DATASET EXTRACT:
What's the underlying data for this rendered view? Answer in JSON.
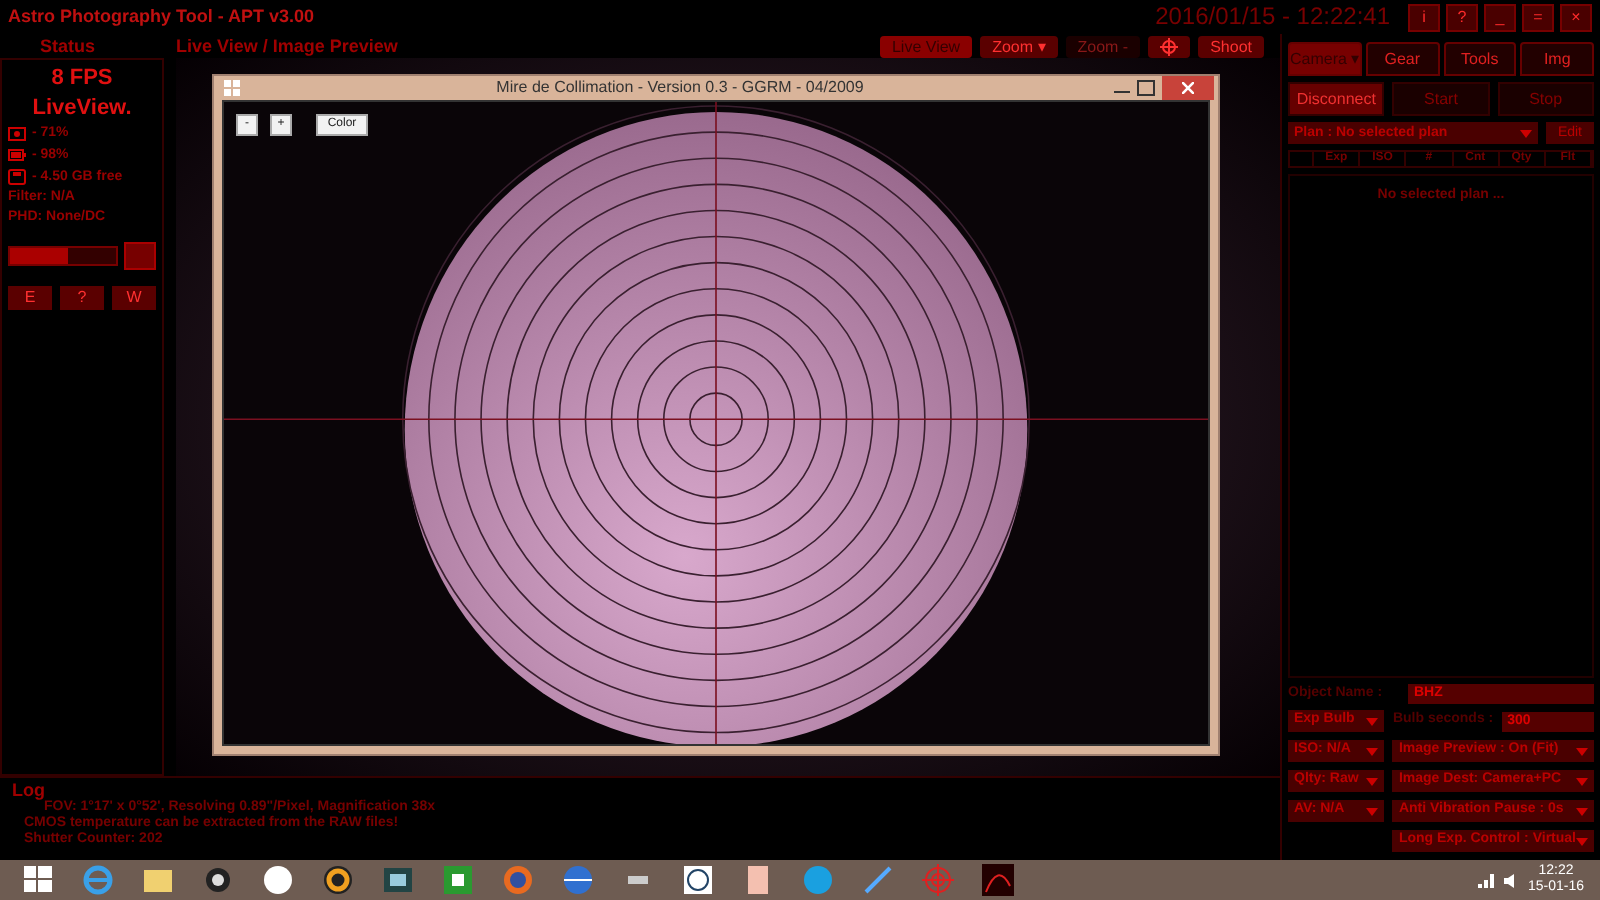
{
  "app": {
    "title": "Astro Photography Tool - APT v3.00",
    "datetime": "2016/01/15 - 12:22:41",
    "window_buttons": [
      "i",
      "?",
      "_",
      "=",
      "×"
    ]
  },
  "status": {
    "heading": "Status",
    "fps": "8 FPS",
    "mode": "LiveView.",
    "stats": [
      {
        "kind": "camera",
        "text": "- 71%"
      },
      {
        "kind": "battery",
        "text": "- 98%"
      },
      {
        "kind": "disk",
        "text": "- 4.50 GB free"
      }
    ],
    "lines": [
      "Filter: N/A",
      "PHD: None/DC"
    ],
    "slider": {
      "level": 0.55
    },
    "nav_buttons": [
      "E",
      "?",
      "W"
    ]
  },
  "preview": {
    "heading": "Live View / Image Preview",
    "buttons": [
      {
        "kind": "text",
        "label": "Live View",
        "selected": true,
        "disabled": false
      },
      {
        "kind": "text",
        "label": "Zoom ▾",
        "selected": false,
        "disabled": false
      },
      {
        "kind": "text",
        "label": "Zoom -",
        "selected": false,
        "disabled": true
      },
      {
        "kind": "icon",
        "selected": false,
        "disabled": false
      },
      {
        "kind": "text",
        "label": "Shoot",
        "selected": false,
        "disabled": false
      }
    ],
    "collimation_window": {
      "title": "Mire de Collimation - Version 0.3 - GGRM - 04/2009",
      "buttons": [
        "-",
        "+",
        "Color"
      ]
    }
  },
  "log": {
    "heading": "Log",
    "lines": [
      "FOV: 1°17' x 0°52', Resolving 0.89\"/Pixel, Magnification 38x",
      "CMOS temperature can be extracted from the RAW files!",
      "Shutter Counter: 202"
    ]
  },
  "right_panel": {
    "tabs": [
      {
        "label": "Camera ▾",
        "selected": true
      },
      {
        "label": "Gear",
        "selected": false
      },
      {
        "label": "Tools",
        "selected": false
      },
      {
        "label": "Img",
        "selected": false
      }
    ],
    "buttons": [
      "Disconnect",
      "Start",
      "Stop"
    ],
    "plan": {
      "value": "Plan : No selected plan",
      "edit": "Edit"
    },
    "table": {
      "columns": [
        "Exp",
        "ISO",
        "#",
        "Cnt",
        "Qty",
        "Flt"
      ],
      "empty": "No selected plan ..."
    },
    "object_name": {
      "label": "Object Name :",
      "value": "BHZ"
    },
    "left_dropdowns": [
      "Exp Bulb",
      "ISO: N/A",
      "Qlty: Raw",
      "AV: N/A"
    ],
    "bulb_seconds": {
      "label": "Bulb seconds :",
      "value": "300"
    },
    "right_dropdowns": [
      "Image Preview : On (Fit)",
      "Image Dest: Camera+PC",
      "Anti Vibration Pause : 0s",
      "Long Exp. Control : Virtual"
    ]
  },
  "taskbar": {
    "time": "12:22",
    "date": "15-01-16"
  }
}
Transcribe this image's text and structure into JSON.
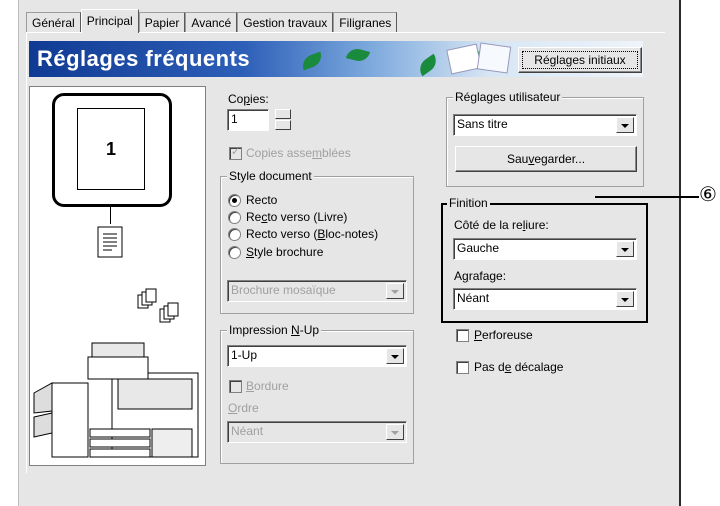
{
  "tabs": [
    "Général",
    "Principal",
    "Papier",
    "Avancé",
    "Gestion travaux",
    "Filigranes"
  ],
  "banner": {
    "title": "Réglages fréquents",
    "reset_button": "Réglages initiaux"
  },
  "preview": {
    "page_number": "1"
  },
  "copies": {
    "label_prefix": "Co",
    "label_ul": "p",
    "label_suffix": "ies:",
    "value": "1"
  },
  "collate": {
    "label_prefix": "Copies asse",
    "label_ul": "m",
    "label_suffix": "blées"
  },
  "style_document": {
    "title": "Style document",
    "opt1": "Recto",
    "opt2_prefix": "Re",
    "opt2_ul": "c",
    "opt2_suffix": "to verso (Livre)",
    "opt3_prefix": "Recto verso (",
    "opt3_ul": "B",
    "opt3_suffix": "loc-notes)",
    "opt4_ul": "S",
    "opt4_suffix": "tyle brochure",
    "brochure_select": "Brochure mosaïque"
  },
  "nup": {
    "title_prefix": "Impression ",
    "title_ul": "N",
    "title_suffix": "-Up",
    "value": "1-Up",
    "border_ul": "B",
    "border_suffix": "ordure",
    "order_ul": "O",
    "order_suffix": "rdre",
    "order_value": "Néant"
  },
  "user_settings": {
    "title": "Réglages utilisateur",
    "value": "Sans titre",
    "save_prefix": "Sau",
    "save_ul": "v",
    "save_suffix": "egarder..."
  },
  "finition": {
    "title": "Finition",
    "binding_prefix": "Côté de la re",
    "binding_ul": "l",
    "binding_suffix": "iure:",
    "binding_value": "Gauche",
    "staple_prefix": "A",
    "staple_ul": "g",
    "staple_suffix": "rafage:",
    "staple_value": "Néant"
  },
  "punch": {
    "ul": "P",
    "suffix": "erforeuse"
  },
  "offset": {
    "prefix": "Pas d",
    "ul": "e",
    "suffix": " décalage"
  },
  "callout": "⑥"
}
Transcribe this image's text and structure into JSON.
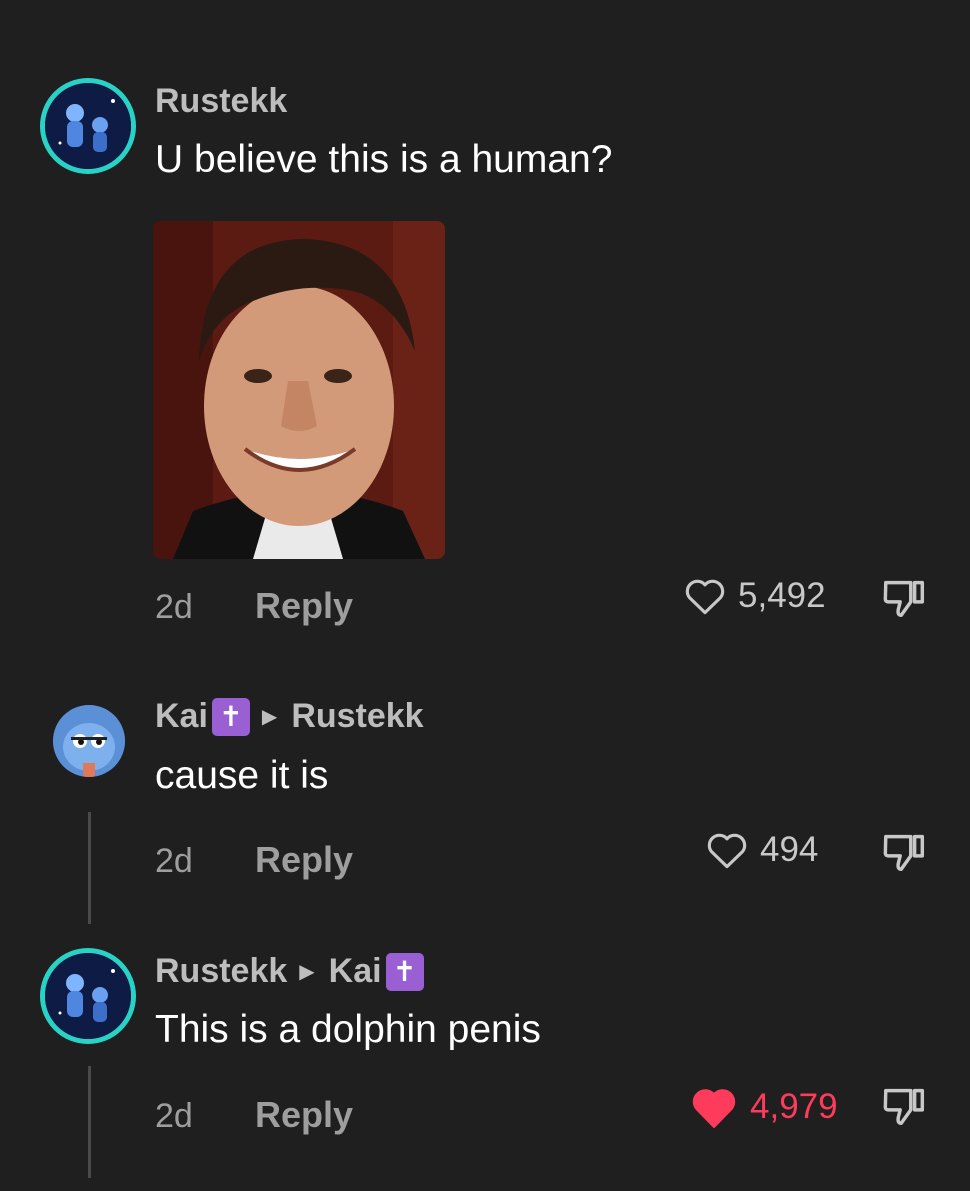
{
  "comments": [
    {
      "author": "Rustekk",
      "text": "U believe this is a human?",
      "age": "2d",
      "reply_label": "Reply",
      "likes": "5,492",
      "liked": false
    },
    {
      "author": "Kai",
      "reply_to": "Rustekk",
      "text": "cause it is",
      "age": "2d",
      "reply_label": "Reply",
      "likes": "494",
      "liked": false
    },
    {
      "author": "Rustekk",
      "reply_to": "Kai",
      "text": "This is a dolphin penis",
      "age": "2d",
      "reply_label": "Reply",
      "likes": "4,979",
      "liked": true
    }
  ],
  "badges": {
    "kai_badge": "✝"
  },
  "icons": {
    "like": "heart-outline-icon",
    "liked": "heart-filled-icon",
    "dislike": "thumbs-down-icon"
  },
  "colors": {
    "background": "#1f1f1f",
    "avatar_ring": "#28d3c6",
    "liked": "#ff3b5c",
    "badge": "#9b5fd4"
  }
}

EXERCISE DIRECTIONS:
Copy everything in the records above except the pictures, exactly as written.

TASK RESPONSE:
What's the underlying data for this rendered view? Answer in JSON.
{
  "app": {
    "title": "Astro Photography Tool - APT v3.00",
    "datetime": "2016/01/15 - 12:22:41",
    "window_buttons": [
      "i",
      "?",
      "_",
      "=",
      "×"
    ]
  },
  "status": {
    "heading": "Status",
    "fps": "8 FPS",
    "mode": "LiveView.",
    "stats": [
      {
        "kind": "camera",
        "text": "- 71%"
      },
      {
        "kind": "battery",
        "text": "- 98%"
      },
      {
        "kind": "disk",
        "text": "- 4.50 GB free"
      }
    ],
    "lines": [
      "Filter: N/A",
      "PHD: None/DC"
    ],
    "slider": {
      "level": 0.55
    },
    "nav_buttons": [
      "E",
      "?",
      "W"
    ]
  },
  "preview": {
    "heading": "Live View / Image Preview",
    "buttons": [
      {
        "kind": "text",
        "label": "Live View",
        "selected": true,
        "disabled": false
      },
      {
        "kind": "text",
        "label": "Zoom ▾",
        "selected": false,
        "disabled": false
      },
      {
        "kind": "text",
        "label": "Zoom -",
        "selected": false,
        "disabled": true
      },
      {
        "kind": "icon",
        "selected": false,
        "disabled": false
      },
      {
        "kind": "text",
        "label": "Shoot",
        "selected": false,
        "disabled": false
      }
    ],
    "collimation_window": {
      "title": "Mire de Collimation - Version 0.3 - GGRM - 04/2009",
      "buttons": [
        "-",
        "+",
        "Color"
      ]
    }
  },
  "log": {
    "heading": "Log",
    "lines": [
      "FOV: 1°17' x 0°52', Resolving 0.89\"/Pixel, Magnification 38x",
      "CMOS temperature can be extracted from the RAW files!",
      "Shutter Counter: 202"
    ]
  },
  "right_panel": {
    "tabs": [
      {
        "label": "Camera ▾",
        "selected": true
      },
      {
        "label": "Gear",
        "selected": false
      },
      {
        "label": "Tools",
        "selected": false
      },
      {
        "label": "Img",
        "selected": false
      }
    ],
    "buttons": [
      "Disconnect",
      "Start",
      "Stop"
    ],
    "plan": {
      "value": "Plan : No selected plan",
      "edit": "Edit"
    },
    "table": {
      "columns": [
        "Exp",
        "ISO",
        "#",
        "Cnt",
        "Qty",
        "Flt"
      ],
      "empty": "No selected plan ..."
    },
    "object_name": {
      "label": "Object Name :",
      "value": "BHZ"
    },
    "left_dropdowns": [
      "Exp Bulb",
      "ISO: N/A",
      "Qlty: Raw",
      "AV: N/A"
    ],
    "bulb_seconds": {
      "label": "Bulb seconds :",
      "value": "300"
    },
    "right_dropdowns": [
      "Image Preview : On (Fit)",
      "Image Dest: Camera+PC",
      "Anti Vibration Pause : 0s",
      "Long Exp. Control : Virtual"
    ]
  },
  "taskbar": {
    "time": "12:22",
    "date": "15-01-16"
  }
}
Transcribe this image's text and structure into JSON.
{
  "tabs": [
    "Général",
    "Principal",
    "Papier",
    "Avancé",
    "Gestion travaux",
    "Filigranes"
  ],
  "banner": {
    "title": "Réglages fréquents",
    "reset_button": "Réglages initiaux"
  },
  "preview": {
    "page_number": "1"
  },
  "copies": {
    "label_prefix": "Co",
    "label_ul": "p",
    "label_suffix": "ies:",
    "value": "1"
  },
  "collate": {
    "label_prefix": "Copies asse",
    "label_ul": "m",
    "label_suffix": "blées"
  },
  "style_document": {
    "title": "Style document",
    "opt1": "Recto",
    "opt2_prefix": "Re",
    "opt2_ul": "c",
    "opt2_suffix": "to verso (Livre)",
    "opt3_prefix": "Recto verso (",
    "opt3_ul": "B",
    "opt3_suffix": "loc-notes)",
    "opt4_ul": "S",
    "opt4_suffix": "tyle brochure",
    "brochure_select": "Brochure mosaïque"
  },
  "nup": {
    "title_prefix": "Impression ",
    "title_ul": "N",
    "title_suffix": "-Up",
    "value": "1-Up",
    "border_ul": "B",
    "border_suffix": "ordure",
    "order_ul": "O",
    "order_suffix": "rdre",
    "order_value": "Néant"
  },
  "user_settings": {
    "title": "Réglages utilisateur",
    "value": "Sans titre",
    "save_prefix": "Sau",
    "save_ul": "v",
    "save_suffix": "egarder..."
  },
  "finition": {
    "title": "Finition",
    "binding_prefix": "Côté de la re",
    "binding_ul": "l",
    "binding_suffix": "iure:",
    "binding_value": "Gauche",
    "staple_prefix": "A",
    "staple_ul": "g",
    "staple_suffix": "rafage:",
    "staple_value": "Néant"
  },
  "punch": {
    "ul": "P",
    "suffix": "erforeuse"
  },
  "offset": {
    "prefix": "Pas d",
    "ul": "e",
    "suffix": " décalage"
  },
  "callout": "⑥"
}
Transcribe this image's text and structure into JSON.
{
  "comments": [
    {
      "author": "Rustekk",
      "text": "U believe this is a human?",
      "age": "2d",
      "reply_label": "Reply",
      "likes": "5,492",
      "liked": false
    },
    {
      "author": "Kai",
      "reply_to": "Rustekk",
      "text": "cause it is",
      "age": "2d",
      "reply_label": "Reply",
      "likes": "494",
      "liked": false
    },
    {
      "author": "Rustekk",
      "reply_to": "Kai",
      "text": "This is a dolphin penis",
      "age": "2d",
      "reply_label": "Reply",
      "likes": "4,979",
      "liked": true
    }
  ],
  "badges": {
    "kai_badge": "✝"
  },
  "icons": {
    "like": "heart-outline-icon",
    "liked": "heart-filled-icon",
    "dislike": "thumbs-down-icon"
  },
  "colors": {
    "background": "#1f1f1f",
    "avatar_ring": "#28d3c6",
    "liked": "#ff3b5c",
    "badge": "#9b5fd4"
  }
}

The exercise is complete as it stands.